--- start ---

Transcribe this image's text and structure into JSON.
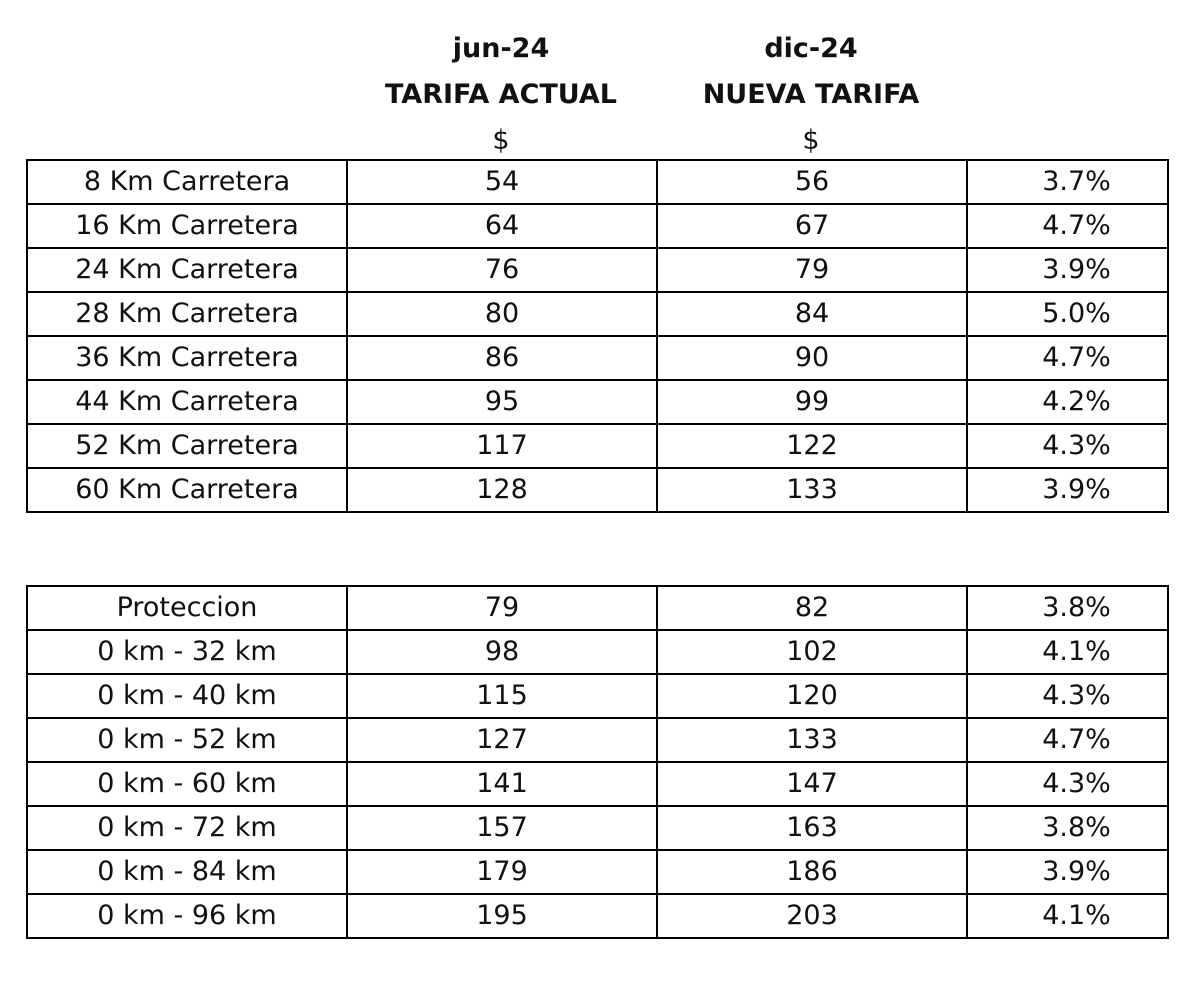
{
  "headers": [
    {
      "period": "jun-24",
      "label": "TARIFA ACTUAL",
      "currency": "$"
    },
    {
      "period": "dic-24",
      "label": "NUEVA TARIFA",
      "currency": "$"
    }
  ],
  "rutas": [
    {
      "concepto": "8 Km Carretera",
      "actual": "54",
      "nueva": "56",
      "variacion": "3.7%"
    },
    {
      "concepto": "16 Km Carretera",
      "actual": "64",
      "nueva": "67",
      "variacion": "4.7%"
    },
    {
      "concepto": "24 Km Carretera",
      "actual": "76",
      "nueva": "79",
      "variacion": "3.9%"
    },
    {
      "concepto": "28 Km Carretera",
      "actual": "80",
      "nueva": "84",
      "variacion": "5.0%"
    },
    {
      "concepto": "36 Km Carretera",
      "actual": "86",
      "nueva": "90",
      "variacion": "4.7%"
    },
    {
      "concepto": "44 Km Carretera",
      "actual": "95",
      "nueva": "99",
      "variacion": "4.2%"
    },
    {
      "concepto": "52 Km Carretera",
      "actual": "117",
      "nueva": "122",
      "variacion": "4.3%"
    },
    {
      "concepto": "60 Km Carretera",
      "actual": "128",
      "nueva": "133",
      "variacion": "3.9%"
    }
  ],
  "zonas": [
    {
      "concepto": "Proteccion",
      "actual": "79",
      "nueva": "82",
      "variacion": "3.8%"
    },
    {
      "concepto": "0 km - 32 km",
      "actual": "98",
      "nueva": "102",
      "variacion": "4.1%"
    },
    {
      "concepto": "0 km - 40 km",
      "actual": "115",
      "nueva": "120",
      "variacion": "4.3%"
    },
    {
      "concepto": "0 km - 52 km",
      "actual": "127",
      "nueva": "133",
      "variacion": "4.7%"
    },
    {
      "concepto": "0 km - 60 km",
      "actual": "141",
      "nueva": "147",
      "variacion": "4.3%"
    },
    {
      "concepto": "0 km - 72 km",
      "actual": "157",
      "nueva": "163",
      "variacion": "3.8%"
    },
    {
      "concepto": "0 km - 84 km",
      "actual": "179",
      "nueva": "186",
      "variacion": "3.9%"
    },
    {
      "concepto": "0 km - 96 km",
      "actual": "195",
      "nueva": "203",
      "variacion": "4.1%"
    }
  ]
}
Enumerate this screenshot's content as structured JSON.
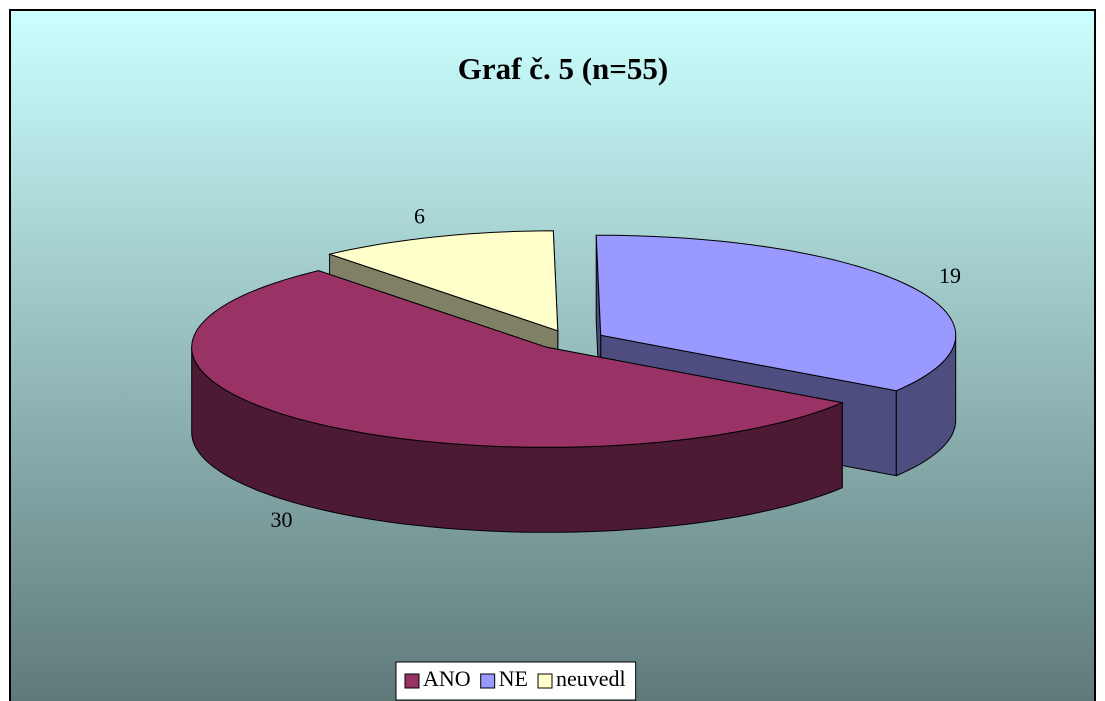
{
  "chart_data": {
    "type": "pie",
    "title": "Graf č. 5 (n=55)",
    "categories": [
      "ANO",
      "NE",
      "neuvedl"
    ],
    "values": [
      30,
      19,
      6
    ],
    "colors": [
      "#993366",
      "#9999ff",
      "#ffffcc"
    ],
    "legend": "bottom"
  }
}
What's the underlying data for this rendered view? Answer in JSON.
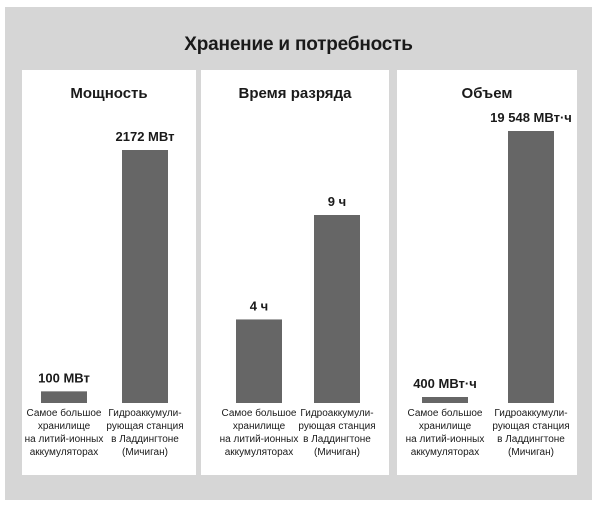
{
  "title": "Хранение и потребность",
  "colors": {
    "bar": "#666666",
    "panel_bg": "#ffffff",
    "frame_bg": "#d6d6d6",
    "text": "#1a1a1a"
  },
  "chart_data": [
    {
      "type": "bar",
      "title": "Мощность",
      "categories": [
        [
          "Самое большое",
          "хранилище",
          "на литий-ионных",
          "аккумуляторах"
        ],
        [
          "Гидроаккумули-",
          "рующая станция",
          "в Ладдингтоне",
          "(Мичиган)"
        ]
      ],
      "values": [
        100,
        2172
      ],
      "value_labels": [
        "100 МВт",
        "2172 МВт"
      ],
      "unit": "МВт",
      "ylim": [
        0,
        2172
      ]
    },
    {
      "type": "bar",
      "title": "Время разряда",
      "categories": [
        [
          "Самое большое",
          "хранилище",
          "на литий-ионных",
          "аккумуляторах"
        ],
        [
          "Гидроаккумули-",
          "рующая станция",
          "в Ладдингтоне",
          "(Мичиган)"
        ]
      ],
      "values": [
        4,
        9
      ],
      "value_labels": [
        "4 ч",
        "9 ч"
      ],
      "unit": "ч",
      "ylim": [
        0,
        9
      ]
    },
    {
      "type": "bar",
      "title": "Объем",
      "categories": [
        [
          "Самое большое",
          "хранилище",
          "на литий-ионных",
          "аккумуляторах"
        ],
        [
          "Гидроаккумули-",
          "рующая станция",
          "в Ладдингтоне",
          "(Мичиган)"
        ]
      ],
      "values": [
        400,
        19548
      ],
      "value_labels": [
        "400 МВт·ч",
        "19 548 МВт·ч"
      ],
      "unit": "МВт·ч",
      "ylim": [
        0,
        19548
      ]
    }
  ]
}
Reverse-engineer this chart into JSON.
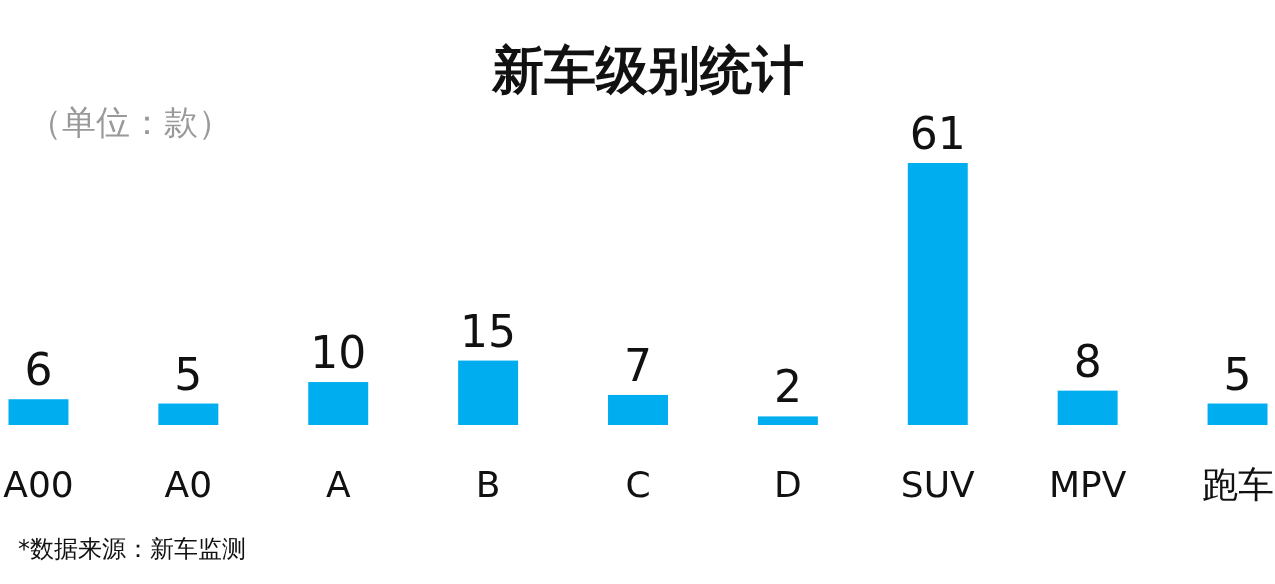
{
  "chart_data": {
    "type": "bar",
    "title": "新车级别统计",
    "subtitle": "（单位：款）",
    "categories": [
      "A00",
      "A0",
      "A",
      "B",
      "C",
      "D",
      "SUV",
      "MPV",
      "跑车"
    ],
    "values": [
      6,
      5,
      10,
      15,
      7,
      2,
      61,
      8,
      5
    ],
    "color": "#00aeef",
    "data_labels": true,
    "annotations": [
      "*数据来源：新车监测"
    ]
  }
}
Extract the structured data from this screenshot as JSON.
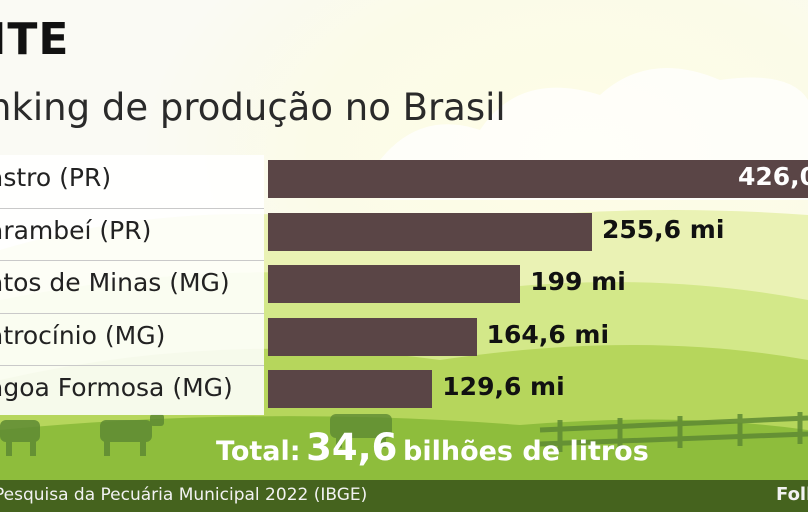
{
  "title": "ITE",
  "subtitle": "nking de produção no Brasil",
  "chart_data": {
    "type": "bar",
    "orientation": "horizontal",
    "categories": [
      "astro (PR)",
      "arambeí (PR)",
      "atos de Minas (MG)",
      "atrocínio (MG)",
      "agoa Formosa (MG)"
    ],
    "values": [
      426.0,
      255.6,
      199,
      164.6,
      129.6
    ],
    "value_labels": [
      "426,0",
      "255,6 mi",
      "199 mi",
      "164,6 mi",
      "129,6 mi"
    ],
    "unit": "mi",
    "xlim": [
      0,
      426.0
    ],
    "bar_color": "#5a4546"
  },
  "total": {
    "label": "Total:",
    "value": "34,6",
    "unit": "bilhões de litros"
  },
  "footer": {
    "source": "Pesquisa da Pecuária Municipal 2022 (IBGE)",
    "brand": "Foll"
  },
  "colors": {
    "footer_bg": "#45631e",
    "bar": "#5a4546",
    "sky": "#fbfae8",
    "grass_light": "#cde87a",
    "grass_dark": "#8ebd3c"
  }
}
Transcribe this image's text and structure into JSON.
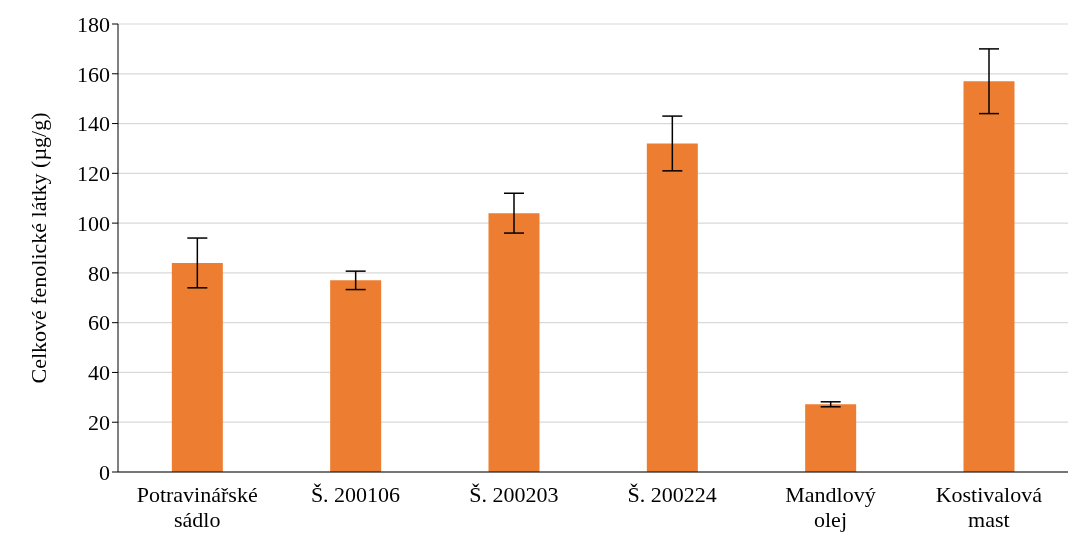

--- end ---

**Task instructions:** From the entries above, return each line with the word "Carretera" in it.

**Task output:**
      "concepto": "8 Km Carretera",
      "concepto": "16 Km Carretera",
      "concepto": "24 Km Carretera",
      "concepto": "28 Km Carretera",
      "concepto": "36 Km Carretera",
      "concepto": "44 Km Carretera",
      "concepto": "52 Km Carretera",
      "concepto": "60 Km Carretera",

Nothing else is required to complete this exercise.